GIVEN EXERCISE: Set out each line from the following listing that includes the word "header".

DATA TO PROCESS:

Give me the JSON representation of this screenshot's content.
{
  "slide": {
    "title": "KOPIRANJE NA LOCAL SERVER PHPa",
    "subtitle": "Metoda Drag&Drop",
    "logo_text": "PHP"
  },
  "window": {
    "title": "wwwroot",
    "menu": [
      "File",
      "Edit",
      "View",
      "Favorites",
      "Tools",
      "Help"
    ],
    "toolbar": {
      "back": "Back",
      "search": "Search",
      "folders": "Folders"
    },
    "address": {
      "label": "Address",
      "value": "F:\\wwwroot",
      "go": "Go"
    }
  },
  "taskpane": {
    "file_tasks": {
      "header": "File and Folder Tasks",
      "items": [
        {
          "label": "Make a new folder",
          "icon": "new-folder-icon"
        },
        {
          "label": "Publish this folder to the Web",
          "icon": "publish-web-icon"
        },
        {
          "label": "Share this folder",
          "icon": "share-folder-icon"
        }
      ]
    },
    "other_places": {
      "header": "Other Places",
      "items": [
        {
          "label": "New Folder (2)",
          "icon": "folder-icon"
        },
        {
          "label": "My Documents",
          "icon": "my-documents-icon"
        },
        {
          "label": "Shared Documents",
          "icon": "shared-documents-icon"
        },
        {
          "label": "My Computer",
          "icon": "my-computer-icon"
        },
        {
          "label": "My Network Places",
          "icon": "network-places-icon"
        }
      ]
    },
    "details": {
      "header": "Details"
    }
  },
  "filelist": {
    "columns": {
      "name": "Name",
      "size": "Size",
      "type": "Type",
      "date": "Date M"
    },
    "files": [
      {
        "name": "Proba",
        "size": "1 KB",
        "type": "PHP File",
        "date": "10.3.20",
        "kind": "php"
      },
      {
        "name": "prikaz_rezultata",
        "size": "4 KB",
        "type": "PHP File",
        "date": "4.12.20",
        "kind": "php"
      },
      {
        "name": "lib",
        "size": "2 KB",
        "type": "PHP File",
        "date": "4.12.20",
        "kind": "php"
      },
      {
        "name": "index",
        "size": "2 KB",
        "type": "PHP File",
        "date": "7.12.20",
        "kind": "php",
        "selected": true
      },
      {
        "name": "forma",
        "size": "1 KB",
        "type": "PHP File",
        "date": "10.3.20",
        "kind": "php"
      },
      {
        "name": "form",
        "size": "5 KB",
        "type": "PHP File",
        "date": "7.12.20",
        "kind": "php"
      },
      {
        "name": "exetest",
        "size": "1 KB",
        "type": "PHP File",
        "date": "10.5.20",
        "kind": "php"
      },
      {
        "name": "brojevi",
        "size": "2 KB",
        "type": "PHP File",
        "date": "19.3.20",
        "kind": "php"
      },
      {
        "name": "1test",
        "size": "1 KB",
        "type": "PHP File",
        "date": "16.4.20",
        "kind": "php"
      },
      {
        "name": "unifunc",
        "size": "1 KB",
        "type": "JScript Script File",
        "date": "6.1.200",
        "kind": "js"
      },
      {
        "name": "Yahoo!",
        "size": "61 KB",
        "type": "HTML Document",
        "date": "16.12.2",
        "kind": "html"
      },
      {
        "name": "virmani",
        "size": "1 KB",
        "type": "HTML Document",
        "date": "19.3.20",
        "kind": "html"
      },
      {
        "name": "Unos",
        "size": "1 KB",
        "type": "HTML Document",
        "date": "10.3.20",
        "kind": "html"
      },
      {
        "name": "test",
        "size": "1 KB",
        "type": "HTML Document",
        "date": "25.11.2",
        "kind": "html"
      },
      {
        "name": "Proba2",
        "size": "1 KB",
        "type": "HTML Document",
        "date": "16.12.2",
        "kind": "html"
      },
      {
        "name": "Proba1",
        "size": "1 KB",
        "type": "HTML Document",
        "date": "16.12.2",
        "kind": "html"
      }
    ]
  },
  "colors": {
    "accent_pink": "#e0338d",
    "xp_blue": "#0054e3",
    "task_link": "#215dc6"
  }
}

SOLVED PROBLEM:
      "header": "File and Folder Tasks",
      "header": "Other Places",
      "header": "Details"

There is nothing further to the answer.